# Written exercise
Scan the material and copy every line in which "pendekatan" appears.

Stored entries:
□ □ □ □

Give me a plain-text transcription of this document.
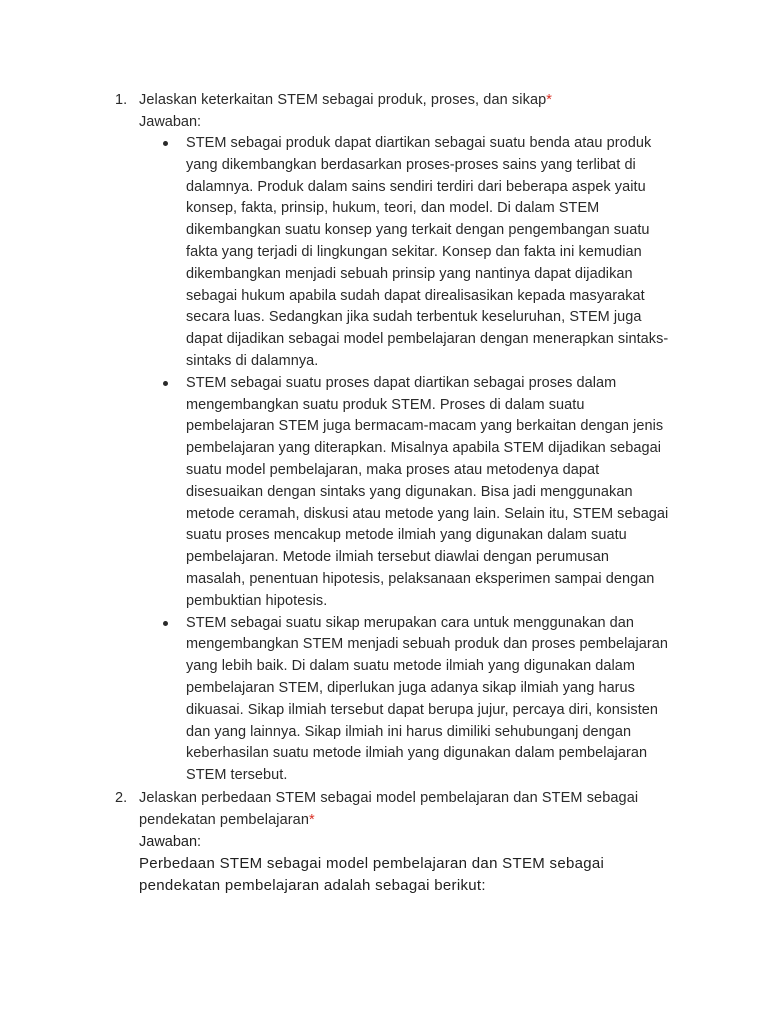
1. Jelaskan keterkaitan STEM sebagai produk, proses, dan sikap*
Jawaban:
STEM sebagai produk dapat diartikan sebagai suatu benda atau produk yang dikembangkan berdasarkan proses-proses sains yang terlibat di dalamnya. Produk dalam sains sendiri terdiri dari beberapa aspek yaitu konsep, fakta, prinsip, hukum, teori, dan model. Di dalam STEM dikembangkan suatu konsep yang terkait dengan pengembangan suatu fakta yang terjadi di lingkungan sekitar. Konsep dan fakta ini kemudian dikembangkan menjadi sebuah prinsip yang nantinya dapat dijadikan sebagai hukum apabila sudah dapat direalisasikan kepada masyarakat secara luas. Sedangkan jika sudah terbentuk keseluruhan, STEM juga dapat dijadikan sebagai model pembelajaran dengan menerapkan sintaks-sintaks di dalamnya.
STEM sebagai suatu proses dapat diartikan sebagai proses dalam mengembangkan suatu produk STEM. Proses di dalam suatu pembelajaran STEM juga bermacam-macam yang berkaitan dengan jenis pembelajaran yang diterapkan. Misalnya apabila STEM dijadikan sebagai suatu model pembelajaran, maka proses atau metodenya dapat disesuaikan dengan sintaks yang digunakan. Bisa jadi menggunakan metode ceramah, diskusi atau metode yang lain. Selain itu, STEM sebagai suatu proses mencakup metode ilmiah yang digunakan dalam suatu pembelajaran. Metode ilmiah tersebut diawlai dengan perumusan masalah, penentuan hipotesis, pelaksanaan eksperimen sampai dengan pembuktian hipotesis.
STEM sebagai suatu sikap merupakan cara untuk menggunakan dan mengembangkan STEM menjadi sebuah produk dan proses pembelajaran yang lebih baik. Di dalam suatu metode ilmiah yang digunakan dalam pembelajaran STEM, diperlukan juga adanya sikap ilmiah yang harus dikuasai. Sikap ilmiah tersebut dapat berupa jujur, percaya diri, konsisten dan yang lainnya. Sikap ilmiah ini harus dimiliki sehubunganj dengan keberhasilan suatu metode ilmiah yang digunakan dalam pembelajaran STEM tersebut.
2. Jelaskan perbedaan STEM sebagai model pembelajaran dan STEM sebagai pendekatan pembelajaran*
Jawaban:
Perbedaan STEM sebagai model pembelajaran dan STEM sebagai pendekatan pembelajaran adalah sebagai berikut:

□ □ □ □

# Answer to this problem
2. Jelaskan perbedaan STEM sebagai model pembelajaran dan STEM sebagai pendekatan pembelajaran*
Perbedaan STEM sebagai model pembelajaran dan STEM sebagai pendekatan pembelajaran adalah sebagai berikut:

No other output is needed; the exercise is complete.